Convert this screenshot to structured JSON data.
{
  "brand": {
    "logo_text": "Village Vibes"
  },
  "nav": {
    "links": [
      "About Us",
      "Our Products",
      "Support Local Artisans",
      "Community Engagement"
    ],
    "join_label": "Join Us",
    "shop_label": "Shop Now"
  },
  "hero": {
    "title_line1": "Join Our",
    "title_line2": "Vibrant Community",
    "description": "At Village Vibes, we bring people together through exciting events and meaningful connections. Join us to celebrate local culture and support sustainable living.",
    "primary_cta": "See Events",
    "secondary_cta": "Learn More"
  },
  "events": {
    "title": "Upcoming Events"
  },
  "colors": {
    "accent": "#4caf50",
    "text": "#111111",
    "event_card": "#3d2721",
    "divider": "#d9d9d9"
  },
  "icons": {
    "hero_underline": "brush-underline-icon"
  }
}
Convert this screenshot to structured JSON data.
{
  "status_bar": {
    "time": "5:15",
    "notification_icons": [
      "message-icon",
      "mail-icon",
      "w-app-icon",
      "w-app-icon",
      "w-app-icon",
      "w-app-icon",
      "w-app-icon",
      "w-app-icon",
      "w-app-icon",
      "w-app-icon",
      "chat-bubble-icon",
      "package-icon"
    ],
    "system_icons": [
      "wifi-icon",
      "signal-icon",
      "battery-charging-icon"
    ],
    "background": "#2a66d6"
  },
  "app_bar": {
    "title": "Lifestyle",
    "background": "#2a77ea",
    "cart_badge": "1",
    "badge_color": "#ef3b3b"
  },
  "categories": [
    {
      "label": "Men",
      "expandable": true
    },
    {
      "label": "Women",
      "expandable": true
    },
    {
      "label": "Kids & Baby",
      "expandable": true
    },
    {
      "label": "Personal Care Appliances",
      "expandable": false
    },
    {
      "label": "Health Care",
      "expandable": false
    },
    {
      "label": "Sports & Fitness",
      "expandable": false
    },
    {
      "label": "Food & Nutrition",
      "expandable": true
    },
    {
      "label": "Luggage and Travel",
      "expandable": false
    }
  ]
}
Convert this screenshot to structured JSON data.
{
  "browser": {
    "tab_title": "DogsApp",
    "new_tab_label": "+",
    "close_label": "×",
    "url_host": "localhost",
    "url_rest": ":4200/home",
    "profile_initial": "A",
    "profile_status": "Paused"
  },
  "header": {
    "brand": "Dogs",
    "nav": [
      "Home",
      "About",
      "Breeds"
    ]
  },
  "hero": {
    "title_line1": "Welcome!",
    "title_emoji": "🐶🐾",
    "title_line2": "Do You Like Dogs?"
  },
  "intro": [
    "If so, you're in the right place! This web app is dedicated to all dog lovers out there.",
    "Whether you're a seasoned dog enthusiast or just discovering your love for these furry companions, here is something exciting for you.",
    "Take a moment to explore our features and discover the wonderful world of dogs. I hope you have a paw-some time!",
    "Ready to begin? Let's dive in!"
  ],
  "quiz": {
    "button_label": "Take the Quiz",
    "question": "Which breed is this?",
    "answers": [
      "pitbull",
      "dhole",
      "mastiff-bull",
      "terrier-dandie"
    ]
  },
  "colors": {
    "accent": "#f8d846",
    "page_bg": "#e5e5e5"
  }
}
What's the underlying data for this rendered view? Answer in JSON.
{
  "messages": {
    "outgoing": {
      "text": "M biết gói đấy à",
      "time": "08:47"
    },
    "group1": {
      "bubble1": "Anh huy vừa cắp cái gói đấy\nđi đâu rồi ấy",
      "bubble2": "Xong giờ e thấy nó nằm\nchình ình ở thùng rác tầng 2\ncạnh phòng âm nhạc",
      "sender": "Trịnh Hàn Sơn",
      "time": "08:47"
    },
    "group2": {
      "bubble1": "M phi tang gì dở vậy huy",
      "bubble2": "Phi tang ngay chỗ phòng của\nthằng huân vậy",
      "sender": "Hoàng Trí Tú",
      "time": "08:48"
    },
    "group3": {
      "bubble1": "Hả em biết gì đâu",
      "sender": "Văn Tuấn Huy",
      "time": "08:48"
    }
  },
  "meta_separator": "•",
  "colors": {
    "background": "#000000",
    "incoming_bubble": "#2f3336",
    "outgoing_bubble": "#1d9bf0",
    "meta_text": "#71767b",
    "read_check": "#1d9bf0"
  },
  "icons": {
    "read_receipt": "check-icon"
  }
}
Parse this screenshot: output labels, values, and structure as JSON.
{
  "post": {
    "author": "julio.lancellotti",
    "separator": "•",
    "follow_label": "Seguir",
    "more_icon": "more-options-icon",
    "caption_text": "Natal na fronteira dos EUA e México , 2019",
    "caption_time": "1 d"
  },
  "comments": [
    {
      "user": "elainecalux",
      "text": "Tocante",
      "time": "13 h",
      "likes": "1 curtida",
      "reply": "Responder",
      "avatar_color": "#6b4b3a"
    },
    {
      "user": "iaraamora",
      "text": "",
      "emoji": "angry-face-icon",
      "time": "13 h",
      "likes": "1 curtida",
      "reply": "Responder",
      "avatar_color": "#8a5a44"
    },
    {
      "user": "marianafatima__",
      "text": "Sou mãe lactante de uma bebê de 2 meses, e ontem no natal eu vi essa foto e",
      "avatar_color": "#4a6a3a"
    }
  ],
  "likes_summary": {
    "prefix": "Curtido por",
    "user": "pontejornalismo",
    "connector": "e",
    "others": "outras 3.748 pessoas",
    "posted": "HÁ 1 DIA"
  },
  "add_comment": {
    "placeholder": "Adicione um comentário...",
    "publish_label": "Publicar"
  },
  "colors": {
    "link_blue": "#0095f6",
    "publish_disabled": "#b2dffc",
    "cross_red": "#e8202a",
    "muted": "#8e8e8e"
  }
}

..............................

#### AIM:
Copy out each line exactly.

#### FULL RESPONSE:
Convert this screenshot to structured JSON data.
{
  "brand": {
    "logo_text": "Village Vibes"
  },
  "nav": {
    "links": [
      "About Us",
      "Our Products",
      "Support Local Artisans",
      "Community Engagement"
    ],
    "join_label": "Join Us",
    "shop_label": "Shop Now"
  },
  "hero": {
    "title_line1": "Join Our",
    "title_line2": "Vibrant Community",
    "description": "At Village Vibes, we bring people together through exciting events and meaningful connections. Join us to celebrate local culture and support sustainable living.",
    "primary_cta": "See Events",
    "secondary_cta": "Learn More"
  },
  "events": {
    "title": "Upcoming Events"
  },
  "colors": {
    "accent": "#4caf50",
    "text": "#111111",
    "event_card": "#3d2721",
    "divider": "#d9d9d9"
  },
  "icons": {
    "hero_underline": "brush-underline-icon"
  }
}
Convert this screenshot to structured JSON data.
{
  "status_bar": {
    "time": "5:15",
    "notification_icons": [
      "message-icon",
      "mail-icon",
      "w-app-icon",
      "w-app-icon",
      "w-app-icon",
      "w-app-icon",
      "w-app-icon",
      "w-app-icon",
      "w-app-icon",
      "w-app-icon",
      "chat-bubble-icon",
      "package-icon"
    ],
    "system_icons": [
      "wifi-icon",
      "signal-icon",
      "battery-charging-icon"
    ],
    "background": "#2a66d6"
  },
  "app_bar": {
    "title": "Lifestyle",
    "background": "#2a77ea",
    "cart_badge": "1",
    "badge_color": "#ef3b3b"
  },
  "categories": [
    {
      "label": "Men",
      "expandable": true
    },
    {
      "label": "Women",
      "expandable": true
    },
    {
      "label": "Kids & Baby",
      "expandable": true
    },
    {
      "label": "Personal Care Appliances",
      "expandable": false
    },
    {
      "label": "Health Care",
      "expandable": false
    },
    {
      "label": "Sports & Fitness",
      "expandable": false
    },
    {
      "label": "Food & Nutrition",
      "expandable": true
    },
    {
      "label": "Luggage and Travel",
      "expandable": false
    }
  ]
}
Convert this screenshot to structured JSON data.
{
  "browser": {
    "tab_title": "DogsApp",
    "new_tab_label": "+",
    "close_label": "×",
    "url_host": "localhost",
    "url_rest": ":4200/home",
    "profile_initial": "A",
    "profile_status": "Paused"
  },
  "header": {
    "brand": "Dogs",
    "nav": [
      "Home",
      "About",
      "Breeds"
    ]
  },
  "hero": {
    "title_line1": "Welcome!",
    "title_emoji": "🐶🐾",
    "title_line2": "Do You Like Dogs?"
  },
  "intro": [
    "If so, you're in the right place! This web app is dedicated to all dog lovers out there.",
    "Whether you're a seasoned dog enthusiast or just discovering your love for these furry companions, here is something exciting for you.",
    "Take a moment to explore our features and discover the wonderful world of dogs. I hope you have a paw-some time!",
    "Ready to begin? Let's dive in!"
  ],
  "quiz": {
    "button_label": "Take the Quiz",
    "question": "Which breed is this?",
    "answers": [
      "pitbull",
      "dhole",
      "mastiff-bull",
      "terrier-dandie"
    ]
  },
  "colors": {
    "accent": "#f8d846",
    "page_bg": "#e5e5e5"
  }
}
What's the underlying data for this rendered view? Answer in JSON.
{
  "messages": {
    "outgoing": {
      "text": "M biết gói đấy à",
      "time": "08:47"
    },
    "group1": {
      "bubble1": "Anh huy vừa cắp cái gói đấy\nđi đâu rồi ấy",
      "bubble2": "Xong giờ e thấy nó nằm\nchình ình ở thùng rác tầng 2\ncạnh phòng âm nhạc",
      "sender": "Trịnh Hàn Sơn",
      "time": "08:47"
    },
    "group2": {
      "bubble1": "M phi tang gì dở vậy huy",
      "bubble2": "Phi tang ngay chỗ phòng của\nthằng huân vậy",
      "sender": "Hoàng Trí Tú",
      "time": "08:48"
    },
    "group3": {
      "bubble1": "Hả em biết gì đâu",
      "sender": "Văn Tuấn Huy",
      "time": "08:48"
    }
  },
  "meta_separator": "•",
  "colors": {
    "background": "#000000",
    "incoming_bubble": "#2f3336",
    "outgoing_bubble": "#1d9bf0",
    "meta_text": "#71767b",
    "read_check": "#1d9bf0"
  },
  "icons": {
    "read_receipt": "check-icon"
  }
}
Parse this screenshot: output labels, values, and structure as JSON.
{
  "post": {
    "author": "julio.lancellotti",
    "separator": "•",
    "follow_label": "Seguir",
    "more_icon": "more-options-icon",
    "caption_text": "Natal na fronteira dos EUA e México , 2019",
    "caption_time": "1 d"
  },
  "comments": [
    {
      "user": "elainecalux",
      "text": "Tocante",
      "time": "13 h",
      "likes": "1 curtida",
      "reply": "Responder",
      "avatar_color": "#6b4b3a"
    },
    {
      "user": "iaraamora",
      "text": "",
      "emoji": "angry-face-icon",
      "time": "13 h",
      "likes": "1 curtida",
      "reply": "Responder",
      "avatar_color": "#8a5a44"
    },
    {
      "user": "marianafatima__",
      "text": "Sou mãe lactante de uma bebê de 2 meses, e ontem no natal eu vi essa foto e",
      "avatar_color": "#4a6a3a"
    }
  ],
  "likes_summary": {
    "prefix": "Curtido por",
    "user": "pontejornalismo",
    "connector": "e",
    "others": "outras 3.748 pessoas",
    "posted": "HÁ 1 DIA"
  },
  "add_comment": {
    "placeholder": "Adicione um comentário...",
    "publish_label": "Publicar"
  },
  "colors": {
    "link_blue": "#0095f6",
    "publish_disabled": "#b2dffc",
    "cross_red": "#e8202a",
    "muted": "#8e8e8e"
  }
}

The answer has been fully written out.